» **STATED PROBLEM 1**: According to the Star Trek article, who will write and direct the third Star Trek film?

» **TEXT SEGMENT**:
- - - - - - -
Roberto Orci's 2016 Star Trek "3" Could Be the Trekkiest Trek Yet
This week, Paramount Pictures confirmed that the third (or thirteenth, depending on how you look at it) Star Trek film will be released in 2016, just in time for the 50th anniversary of the original 1960’s TV show. With J. J. Abrams wrapped up in Star Wars commitments, Roberto Orci—co-writer of Star Trek and Star Trek Into Darkness—will be writing and directing the latest installment. And because of his hardcore Star Trek cred, this film could be a bold return to form.
While the 2009 reboot of Star Trek is an impressively memorable and nostalgically charming pop masterpiece, its sequel Star Trek Into Darkness feels more like a copy of a copy. While there’s not one overwhelmingly bad feature of Into Darkness many fans (and casual viewers, too) felt a little ripped off by the non-spoiler spoiler that Benedict Cumberbatch’s John Harrison was really the egomaniacal super-villain Khan. In the classic 60’s episode “Space Seed” and the film The Wrath of Khan, the character of is like the Star Trek universe’s version of Bane. The only difference is, whereas Bane’s motivations in The Dark Knight Rises don’t need to make sense, Khan’s sort of do, and in Into Darkness, it wasn’t clear why he was doing what he was doing.
Among fabulist and sprawling fictional worlds (like Marvel Comics or Harry Potter) Star Trek’s main jam is making some sense of its high-concept premises, and while this was less important in the initial J.J. Abrams reboot, Star Trek ought to be exploring strange new worlds and seeking out… well… really anything other than punching and explosions, which is all we truly got out of Into Darkness.
- - - - - - -
» **EXERCISE MATERIAL**:
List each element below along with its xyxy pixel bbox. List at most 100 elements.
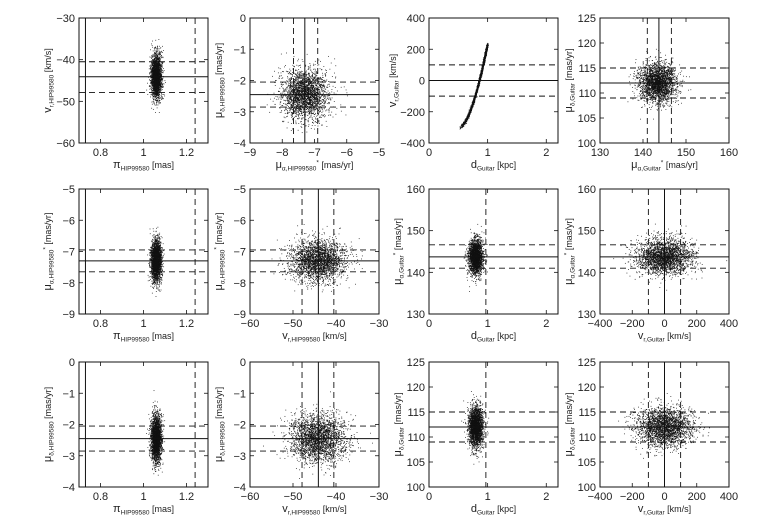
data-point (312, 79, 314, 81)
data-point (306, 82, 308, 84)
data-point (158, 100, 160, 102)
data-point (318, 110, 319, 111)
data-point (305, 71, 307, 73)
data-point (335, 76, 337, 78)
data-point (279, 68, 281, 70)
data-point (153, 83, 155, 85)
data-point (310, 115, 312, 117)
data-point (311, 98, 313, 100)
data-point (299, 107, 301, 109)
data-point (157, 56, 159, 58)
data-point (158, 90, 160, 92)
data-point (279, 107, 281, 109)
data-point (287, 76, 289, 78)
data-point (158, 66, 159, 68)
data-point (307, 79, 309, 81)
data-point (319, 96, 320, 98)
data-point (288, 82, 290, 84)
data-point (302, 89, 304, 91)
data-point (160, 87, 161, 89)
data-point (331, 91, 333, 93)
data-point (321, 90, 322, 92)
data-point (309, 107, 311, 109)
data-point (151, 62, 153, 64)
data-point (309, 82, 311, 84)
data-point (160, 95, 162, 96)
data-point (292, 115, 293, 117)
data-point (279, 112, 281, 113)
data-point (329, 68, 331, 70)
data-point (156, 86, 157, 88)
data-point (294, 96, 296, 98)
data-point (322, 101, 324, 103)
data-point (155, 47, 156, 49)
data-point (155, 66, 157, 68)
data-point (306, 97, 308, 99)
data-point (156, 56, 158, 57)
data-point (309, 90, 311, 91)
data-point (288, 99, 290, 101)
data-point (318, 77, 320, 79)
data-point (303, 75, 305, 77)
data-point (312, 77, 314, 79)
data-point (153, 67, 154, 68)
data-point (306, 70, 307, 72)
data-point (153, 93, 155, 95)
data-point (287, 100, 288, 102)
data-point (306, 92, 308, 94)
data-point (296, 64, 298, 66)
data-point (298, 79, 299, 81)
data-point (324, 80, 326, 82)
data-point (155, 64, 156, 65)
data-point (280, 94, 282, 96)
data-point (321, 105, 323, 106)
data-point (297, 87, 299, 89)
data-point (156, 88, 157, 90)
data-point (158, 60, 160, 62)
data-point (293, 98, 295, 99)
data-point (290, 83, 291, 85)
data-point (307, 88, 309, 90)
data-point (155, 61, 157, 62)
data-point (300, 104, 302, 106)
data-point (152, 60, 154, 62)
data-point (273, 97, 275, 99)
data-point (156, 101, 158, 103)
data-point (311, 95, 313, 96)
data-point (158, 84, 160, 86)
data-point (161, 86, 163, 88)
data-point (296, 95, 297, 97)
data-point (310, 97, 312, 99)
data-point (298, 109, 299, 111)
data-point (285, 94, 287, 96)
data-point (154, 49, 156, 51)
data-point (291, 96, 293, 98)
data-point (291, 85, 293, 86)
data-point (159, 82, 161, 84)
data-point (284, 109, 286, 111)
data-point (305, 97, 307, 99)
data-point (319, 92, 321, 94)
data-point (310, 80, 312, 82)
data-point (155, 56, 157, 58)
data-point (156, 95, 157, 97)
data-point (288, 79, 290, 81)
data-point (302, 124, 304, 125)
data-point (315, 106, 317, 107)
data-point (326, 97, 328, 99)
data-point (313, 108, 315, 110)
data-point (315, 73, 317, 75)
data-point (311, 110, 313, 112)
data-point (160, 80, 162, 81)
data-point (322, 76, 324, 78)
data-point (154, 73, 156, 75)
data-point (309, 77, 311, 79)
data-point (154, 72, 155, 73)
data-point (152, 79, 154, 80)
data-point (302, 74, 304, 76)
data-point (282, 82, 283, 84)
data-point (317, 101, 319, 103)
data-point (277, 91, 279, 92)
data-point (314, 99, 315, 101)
- - - - - - -
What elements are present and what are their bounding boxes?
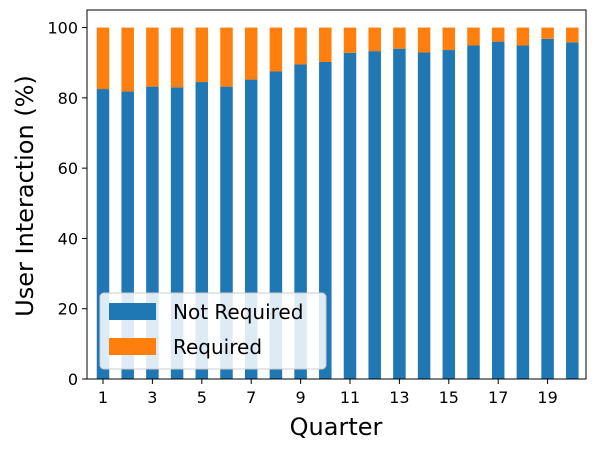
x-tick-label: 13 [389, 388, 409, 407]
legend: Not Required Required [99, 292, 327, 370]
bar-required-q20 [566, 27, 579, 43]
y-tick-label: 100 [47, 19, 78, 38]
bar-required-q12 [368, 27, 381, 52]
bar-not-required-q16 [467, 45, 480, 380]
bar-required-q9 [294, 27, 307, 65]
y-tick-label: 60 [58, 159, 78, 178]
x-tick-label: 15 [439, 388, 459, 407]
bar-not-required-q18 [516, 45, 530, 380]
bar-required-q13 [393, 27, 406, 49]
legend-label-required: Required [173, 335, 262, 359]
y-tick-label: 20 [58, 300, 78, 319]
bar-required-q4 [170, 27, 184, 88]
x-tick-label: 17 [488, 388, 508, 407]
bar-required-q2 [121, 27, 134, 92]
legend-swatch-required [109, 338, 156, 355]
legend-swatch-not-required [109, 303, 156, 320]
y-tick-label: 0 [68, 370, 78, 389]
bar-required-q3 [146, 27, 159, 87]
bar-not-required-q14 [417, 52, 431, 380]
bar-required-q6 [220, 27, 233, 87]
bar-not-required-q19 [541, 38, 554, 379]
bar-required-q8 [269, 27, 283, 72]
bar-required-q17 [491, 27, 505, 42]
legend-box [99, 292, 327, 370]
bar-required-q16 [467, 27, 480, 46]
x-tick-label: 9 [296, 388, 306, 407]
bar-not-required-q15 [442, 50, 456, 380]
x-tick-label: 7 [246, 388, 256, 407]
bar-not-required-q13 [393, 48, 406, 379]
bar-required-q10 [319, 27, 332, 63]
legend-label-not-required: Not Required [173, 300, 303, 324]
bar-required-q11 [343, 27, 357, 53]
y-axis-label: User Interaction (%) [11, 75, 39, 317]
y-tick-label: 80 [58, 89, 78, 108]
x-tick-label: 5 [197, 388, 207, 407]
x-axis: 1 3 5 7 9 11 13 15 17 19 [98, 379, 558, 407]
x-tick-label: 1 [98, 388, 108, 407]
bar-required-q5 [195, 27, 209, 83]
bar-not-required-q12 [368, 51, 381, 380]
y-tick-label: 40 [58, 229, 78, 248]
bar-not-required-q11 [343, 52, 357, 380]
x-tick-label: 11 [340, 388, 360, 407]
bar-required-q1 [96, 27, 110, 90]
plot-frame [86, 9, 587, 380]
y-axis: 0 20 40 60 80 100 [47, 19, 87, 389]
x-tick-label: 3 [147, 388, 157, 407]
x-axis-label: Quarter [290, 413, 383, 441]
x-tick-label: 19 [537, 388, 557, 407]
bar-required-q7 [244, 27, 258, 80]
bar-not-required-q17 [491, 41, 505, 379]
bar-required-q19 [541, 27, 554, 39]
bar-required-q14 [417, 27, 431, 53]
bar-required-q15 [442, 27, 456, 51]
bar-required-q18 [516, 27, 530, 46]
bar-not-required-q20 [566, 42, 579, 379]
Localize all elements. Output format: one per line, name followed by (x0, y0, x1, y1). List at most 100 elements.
- - - - - - -
» **STATED PROBLEM 2**: In the records, quote the lines from the line with "x-tick-label: 13 [389, 388, 409, 407]" up to and including the line with "bar-not-required-q16 [467, 45, 480, 380]", reproducing them without changes.

» **COMPLETE RESPONSE 1**: Roberto Orci.

» **COMPLETE RESPONSE 2**:
x-tick-label: 13 [389, 388, 409, 407]
legend: Not Required Required [99, 292, 327, 370]
bar-required-q20 [566, 27, 579, 43]
y-tick-label: 100 [47, 19, 78, 38]
bar-required-q12 [368, 27, 381, 52]
bar-not-required-q16 [467, 45, 480, 380]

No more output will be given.